Aim of the task => What you return should match every record exactly, with the images removed.

"""

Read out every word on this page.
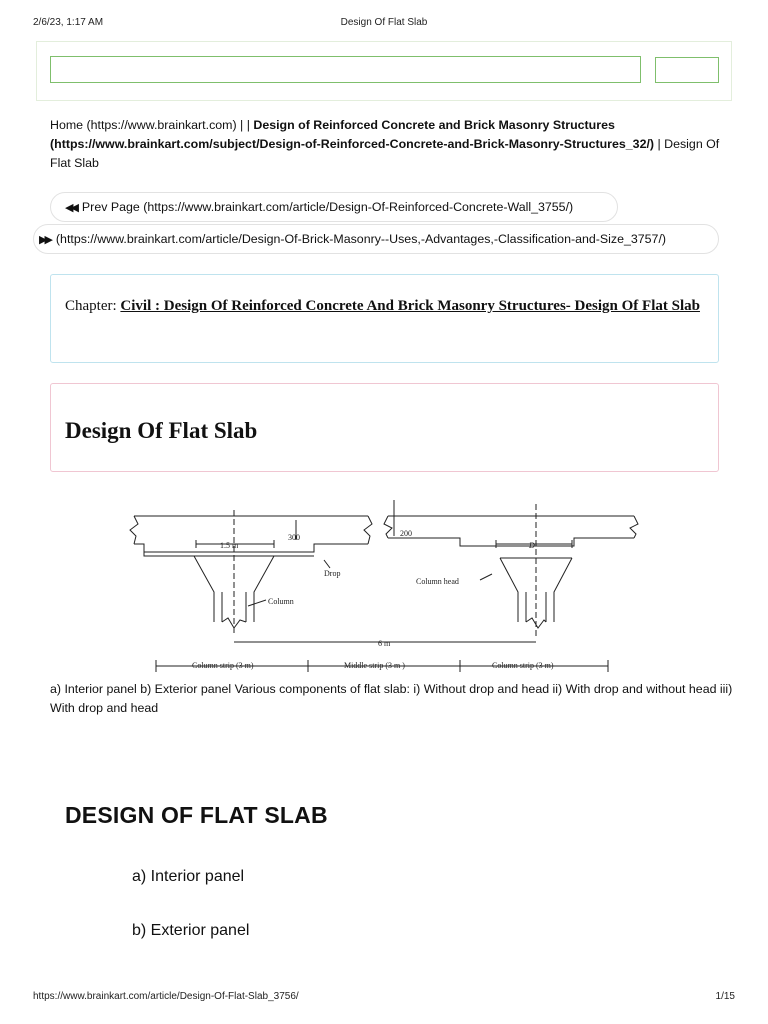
2/6/23, 1:17 AM	Design Of Flat Slab
Home (https://www.brainkart.com) | | Design of Reinforced Concrete and Brick Masonry Structures (https://www.brainkart.com/subject/Design-of-Reinforced-Concrete-and-Brick-Masonry-Structures_32/) | Design Of Flat Slab
◀◀ Prev Page (https://www.brainkart.com/article/Design-Of-Reinforced-Concrete-Wall_3755/)
▶▶ (https://www.brainkart.com/article/Design-Of-Brick-Masonry--Uses,-Advantages,-Classification-and-Size_3757/)
Chapter: Civil : Design Of Reinforced Concrete And Brick Masonry Structures- Design Of Flat Slab
Design Of Flat Slab
1.5 m
300
Drop
Column
200
D
Column head
6 m
Column strip (3 m)	Middle strip (3 m )	Column strip (3 m)
a) Interior panel b) Exterior panel Various components of flat slab: i) Without drop and head ii) With drop and without head iii) With drop and head
DESIGN OF FLAT SLAB
a) Interior panel
b) Exterior panel
https://www.brainkart.com/article/Design-Of-Flat-Slab_3756/	1/15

"""

The solution =>
Read out every word on this page.
2/6/23, 1:17 AM	Design Of Flat Slab
Home (https://www.brainkart.com) | | Design of Reinforced Concrete and Brick Masonry Structures (https://www.brainkart.com/subject/Design-of-Reinforced-Concrete-and-Brick-Masonry-Structures_32/) | Design Of Flat Slab
◀◀ Prev Page (https://www.brainkart.com/article/Design-Of-Reinforced-Concrete-Wall_3755/)
▶▶ (https://www.brainkart.com/article/Design-Of-Brick-Masonry--Uses,-Advantages,-Classification-and-Size_3757/)
Chapter: Civil : Design Of Reinforced Concrete And Brick Masonry Structures- Design Of Flat Slab
Design Of Flat Slab
1.5 m
300
Drop
Column
200
D
Column head
6 m
Column strip (3 m)	Middle strip (3 m )	Column strip (3 m)
a) Interior panel b) Exterior panel Various components of flat slab: i) Without drop and head ii) With drop and without head iii) With drop and head
DESIGN OF FLAT SLAB
a) Interior panel
b) Exterior panel
https://www.brainkart.com/article/Design-Of-Flat-Slab_3756/	1/15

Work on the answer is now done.